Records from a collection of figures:
--- START ---

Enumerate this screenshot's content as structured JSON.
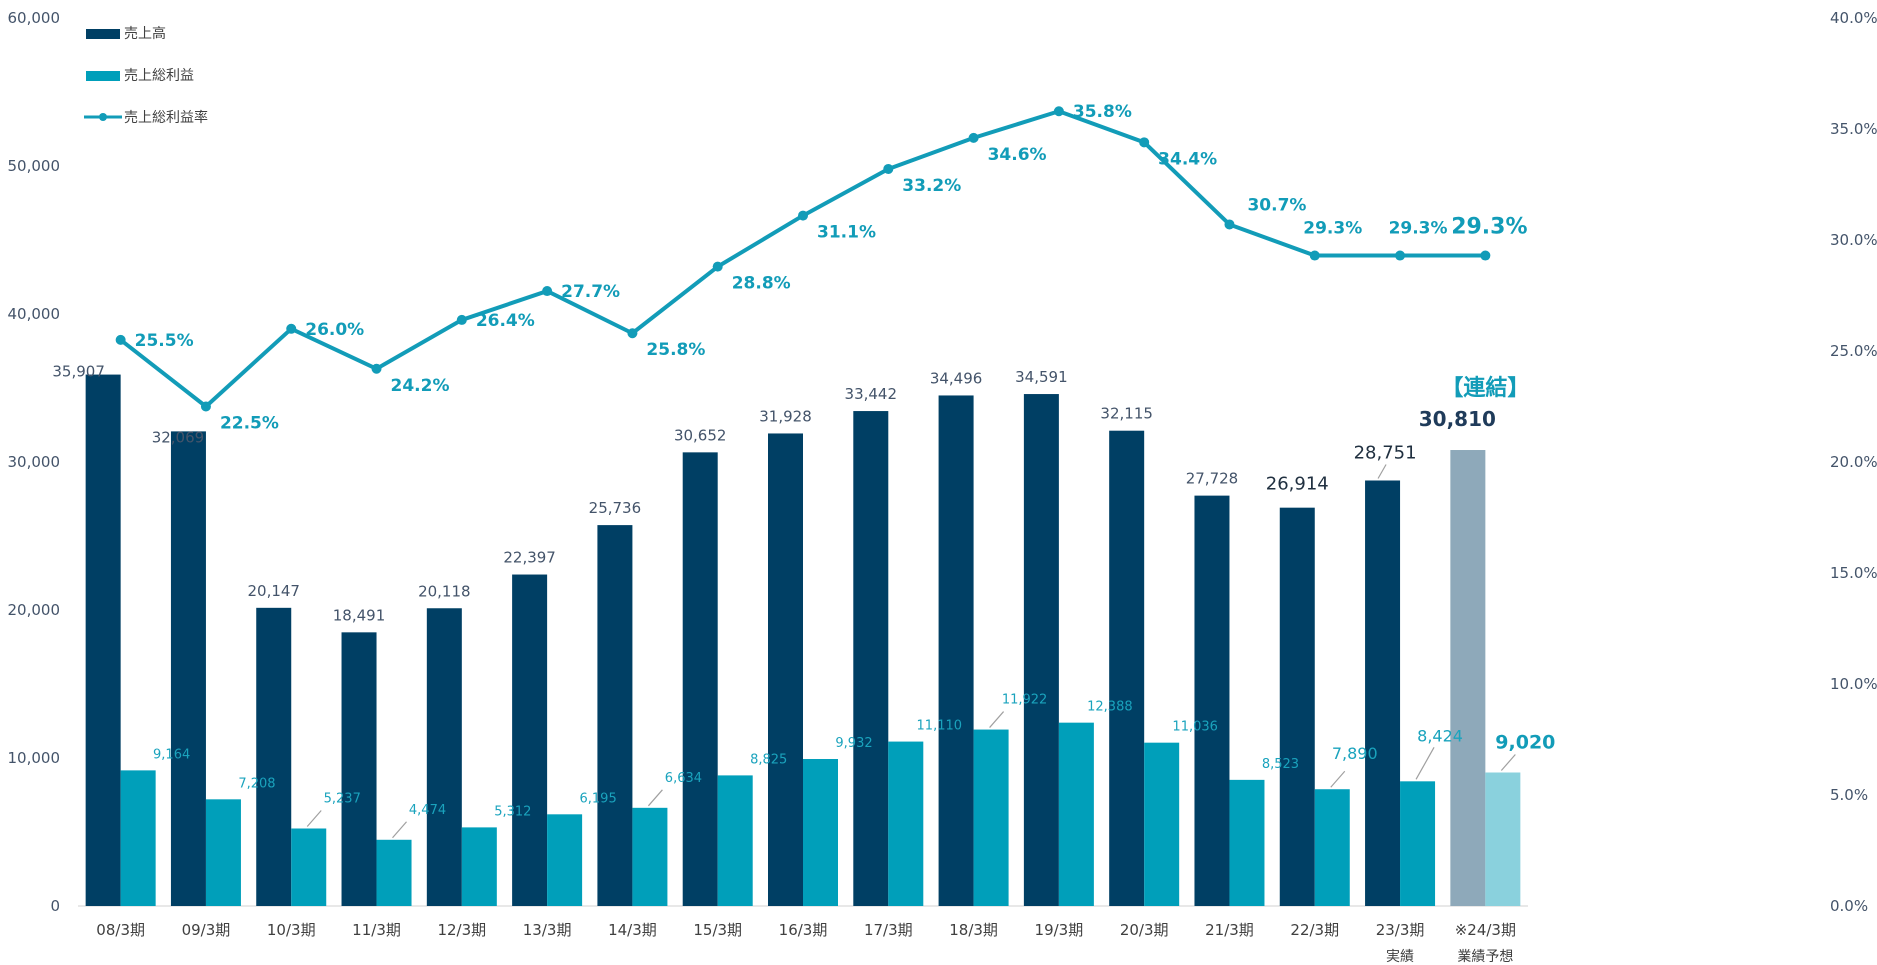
{
  "chart_data": {
    "type": "bar",
    "categories": [
      "08/3期",
      "09/3期",
      "10/3期",
      "11/3期",
      "12/3期",
      "13/3期",
      "14/3期",
      "15/3期",
      "16/3期",
      "17/3期",
      "18/3期",
      "19/3期",
      "20/3期",
      "21/3期",
      "22/3期",
      "23/3期",
      "※24/3期"
    ],
    "category_sublabels": [
      "",
      "",
      "",
      "",
      "",
      "",
      "",
      "",
      "",
      "",
      "",
      "",
      "",
      "",
      "",
      "実績",
      "業績予想"
    ],
    "series": [
      {
        "name": "売上高",
        "type": "bar",
        "axis": "left",
        "values": [
          35907,
          32069,
          20147,
          18491,
          20118,
          22397,
          25736,
          30652,
          31928,
          33442,
          34496,
          34591,
          32115,
          27728,
          26914,
          28751,
          30810
        ],
        "labels": [
          "35,907",
          "32,069",
          "20,147",
          "18,491",
          "20,118",
          "22,397",
          "25,736",
          "30,652",
          "31,928",
          "33,442",
          "34,496",
          "34,591",
          "32,115",
          "27,728",
          "26,914",
          "28,751",
          "30,810"
        ]
      },
      {
        "name": "売上総利益",
        "type": "bar",
        "axis": "left",
        "values": [
          9164,
          7208,
          5237,
          4474,
          5312,
          6195,
          6634,
          8825,
          9932,
          11110,
          11922,
          12388,
          11036,
          8523,
          7890,
          8424,
          9020
        ],
        "labels": [
          "9,164",
          "7,208",
          "5,237",
          "4,474",
          "5,312",
          "6,195",
          "6,634",
          "8,825",
          "9,932",
          "11,110",
          "11,922",
          "12,388",
          "11,036",
          "8,523",
          "7,890",
          "8,424",
          "9,020"
        ]
      },
      {
        "name": "売上総利益率",
        "type": "line",
        "axis": "right",
        "values": [
          25.5,
          22.5,
          26.0,
          24.2,
          26.4,
          27.7,
          25.8,
          28.8,
          31.1,
          33.2,
          34.6,
          35.8,
          34.4,
          30.7,
          29.3,
          29.3,
          29.3
        ],
        "labels": [
          "25.5%",
          "22.5%",
          "26.0%",
          "24.2%",
          "26.4%",
          "27.7%",
          "25.8%",
          "28.8%",
          "31.1%",
          "33.2%",
          "34.6%",
          "35.8%",
          "34.4%",
          "30.7%",
          "29.3%",
          "29.3%",
          "29.3%"
        ]
      }
    ],
    "y_left": {
      "min": 0,
      "max": 60000,
      "ticks": [
        "0",
        "10,000",
        "20,000",
        "30,000",
        "40,000",
        "50,000",
        "60,000"
      ]
    },
    "y_right": {
      "min": 0,
      "max": 40,
      "ticks": [
        "0.0%",
        "5.0%",
        "10.0%",
        "15.0%",
        "20.0%",
        "25.0%",
        "30.0%",
        "35.0%",
        "40.0%"
      ]
    },
    "annotation": "【連結】",
    "legend_position": "top-left",
    "grid": false,
    "colors": {
      "sales": "#003f64",
      "gross_profit": "#009fba",
      "rate_line": "#129cb8",
      "forecast_sales": "#8ea9ba",
      "forecast_gross_profit": "#8ad1dd"
    }
  }
}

--- END ---

● **What you should do**:
Without including any pictures, print all of the material exactly as given.

● **Finished exercise**:
Enumerate this screenshot's content as structured JSON.
{
  "chart_data": {
    "type": "bar",
    "categories": [
      "08/3期",
      "09/3期",
      "10/3期",
      "11/3期",
      "12/3期",
      "13/3期",
      "14/3期",
      "15/3期",
      "16/3期",
      "17/3期",
      "18/3期",
      "19/3期",
      "20/3期",
      "21/3期",
      "22/3期",
      "23/3期",
      "※24/3期"
    ],
    "category_sublabels": [
      "",
      "",
      "",
      "",
      "",
      "",
      "",
      "",
      "",
      "",
      "",
      "",
      "",
      "",
      "",
      "実績",
      "業績予想"
    ],
    "series": [
      {
        "name": "売上高",
        "type": "bar",
        "axis": "left",
        "values": [
          35907,
          32069,
          20147,
          18491,
          20118,
          22397,
          25736,
          30652,
          31928,
          33442,
          34496,
          34591,
          32115,
          27728,
          26914,
          28751,
          30810
        ],
        "labels": [
          "35,907",
          "32,069",
          "20,147",
          "18,491",
          "20,118",
          "22,397",
          "25,736",
          "30,652",
          "31,928",
          "33,442",
          "34,496",
          "34,591",
          "32,115",
          "27,728",
          "26,914",
          "28,751",
          "30,810"
        ]
      },
      {
        "name": "売上総利益",
        "type": "bar",
        "axis": "left",
        "values": [
          9164,
          7208,
          5237,
          4474,
          5312,
          6195,
          6634,
          8825,
          9932,
          11110,
          11922,
          12388,
          11036,
          8523,
          7890,
          8424,
          9020
        ],
        "labels": [
          "9,164",
          "7,208",
          "5,237",
          "4,474",
          "5,312",
          "6,195",
          "6,634",
          "8,825",
          "9,932",
          "11,110",
          "11,922",
          "12,388",
          "11,036",
          "8,523",
          "7,890",
          "8,424",
          "9,020"
        ]
      },
      {
        "name": "売上総利益率",
        "type": "line",
        "axis": "right",
        "values": [
          25.5,
          22.5,
          26.0,
          24.2,
          26.4,
          27.7,
          25.8,
          28.8,
          31.1,
          33.2,
          34.6,
          35.8,
          34.4,
          30.7,
          29.3,
          29.3,
          29.3
        ],
        "labels": [
          "25.5%",
          "22.5%",
          "26.0%",
          "24.2%",
          "26.4%",
          "27.7%",
          "25.8%",
          "28.8%",
          "31.1%",
          "33.2%",
          "34.6%",
          "35.8%",
          "34.4%",
          "30.7%",
          "29.3%",
          "29.3%",
          "29.3%"
        ]
      }
    ],
    "y_left": {
      "min": 0,
      "max": 60000,
      "ticks": [
        "0",
        "10,000",
        "20,000",
        "30,000",
        "40,000",
        "50,000",
        "60,000"
      ]
    },
    "y_right": {
      "min": 0,
      "max": 40,
      "ticks": [
        "0.0%",
        "5.0%",
        "10.0%",
        "15.0%",
        "20.0%",
        "25.0%",
        "30.0%",
        "35.0%",
        "40.0%"
      ]
    },
    "annotation": "【連結】",
    "legend_position": "top-left",
    "grid": false,
    "colors": {
      "sales": "#003f64",
      "gross_profit": "#009fba",
      "rate_line": "#129cb8",
      "forecast_sales": "#8ea9ba",
      "forecast_gross_profit": "#8ad1dd"
    }
  }
}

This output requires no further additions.